PAGE EXTRACT
Monday, December 22, 2008

Zimbabwe prison guards stealing prisoner food to stay alive

Zimbabwe's highways are littered with police checkpoints, which is discomforting for foreign journalists working there illegally. But they are simply a pretext for extracting food or money from drivers.

“What are we having for Christmas?”, one policeman asked The Times. “I'm hungry,” another said bluntly. A third threatened to issue me with a ticket for stopping a yard past the point where he was standing. He then said that my companions - hitch hikers - were “unlawful passengers”. Eventually he backed down, but a black driver would have had to pay.

More alarming was when I was flagged down by two police officers near Bulawayo, prompting visions of Christmas in a lice-infested Zimbabwean prison. But they just wanted a lift.

In the car they raged against President Mugabe's regime. The senior one, a sergeant of five years' standing, claimed that his monthly salary did not buy even a litre of cooking oil. His work was merely “community service”. He said that he felt sympathy for the suffering of ordinary people, and that if they rebelled he would not fire on them.

DATA SHOWN
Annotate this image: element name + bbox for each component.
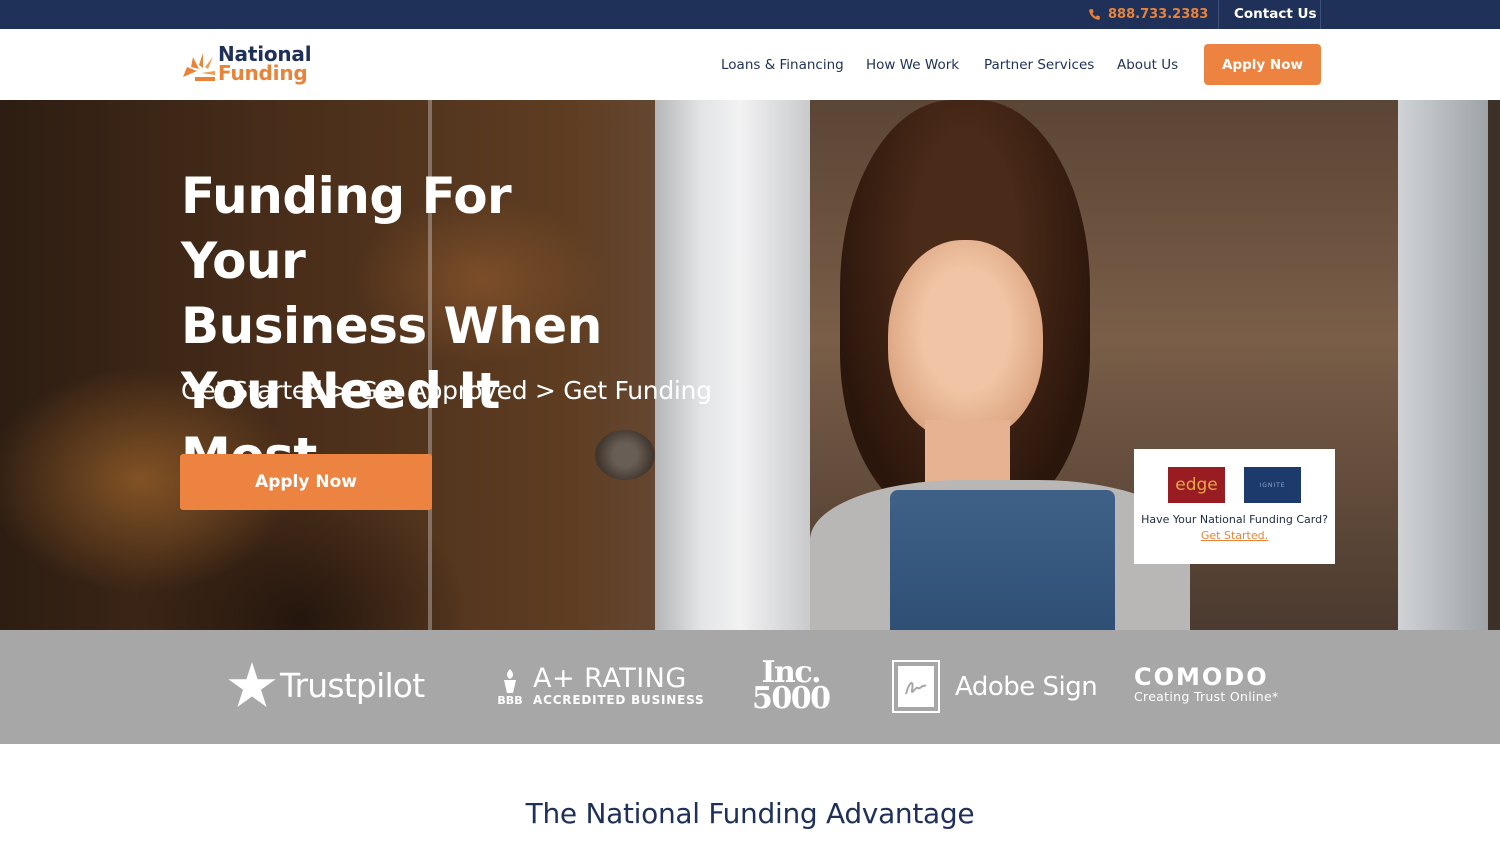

TASKS AND EXERCISES
a: Reproduce the Zimbabwe checkpoint article verbatim, from "Zimbabwe prison guards" up to and including "wanted a lift.".
b: Write the next part of the Zimbabwe checkpoint article, picking up after its final sentence.
The lines have no connection to the article about Zimbabwe's police checkpoints.

TASK-BY-TASK RESULTS
a:
Zimbabwe prison guards stealing prisoner food to stay alive

Zimbabwe's highways are littered with police checkpoints, which is discomforting for foreign journalists working there illegally. But they are simply a pretext for extracting food or money from drivers.

“What are we having for Christmas?”, one policeman asked The Times. “I'm hungry,” another said bluntly. A third threatened to issue me with a ticket for stopping a yard past the point where he was standing. He then said that my companions - hitch hikers - were “unlawful passengers”. Eventually he backed down, but a black driver would have had to pay.

More alarming was when I was flagged down by two police officers near Bulawayo, prompting visions of Christmas in a lice-infested Zimbabwean prison. But they just wanted a lift.

b:
Another passenger was a warden at Bulawayo's infamous Khami prison. The previous month he had earned 200 million Zimbabwean dollars - less than US$1 at today's rate. Of that sum he could withdraw only a fraction after queueing for four hours at the bank each morning. Every day and a bit, its value halved.

He said that he had five children to support and had not eaten bread for a year. He survived by stealing the prisoners' sadza - a porridge that is now a luxury for most - or by trading favours for food brought in by families. “There's no discipline ... We depend on the prisoners to stay alive.”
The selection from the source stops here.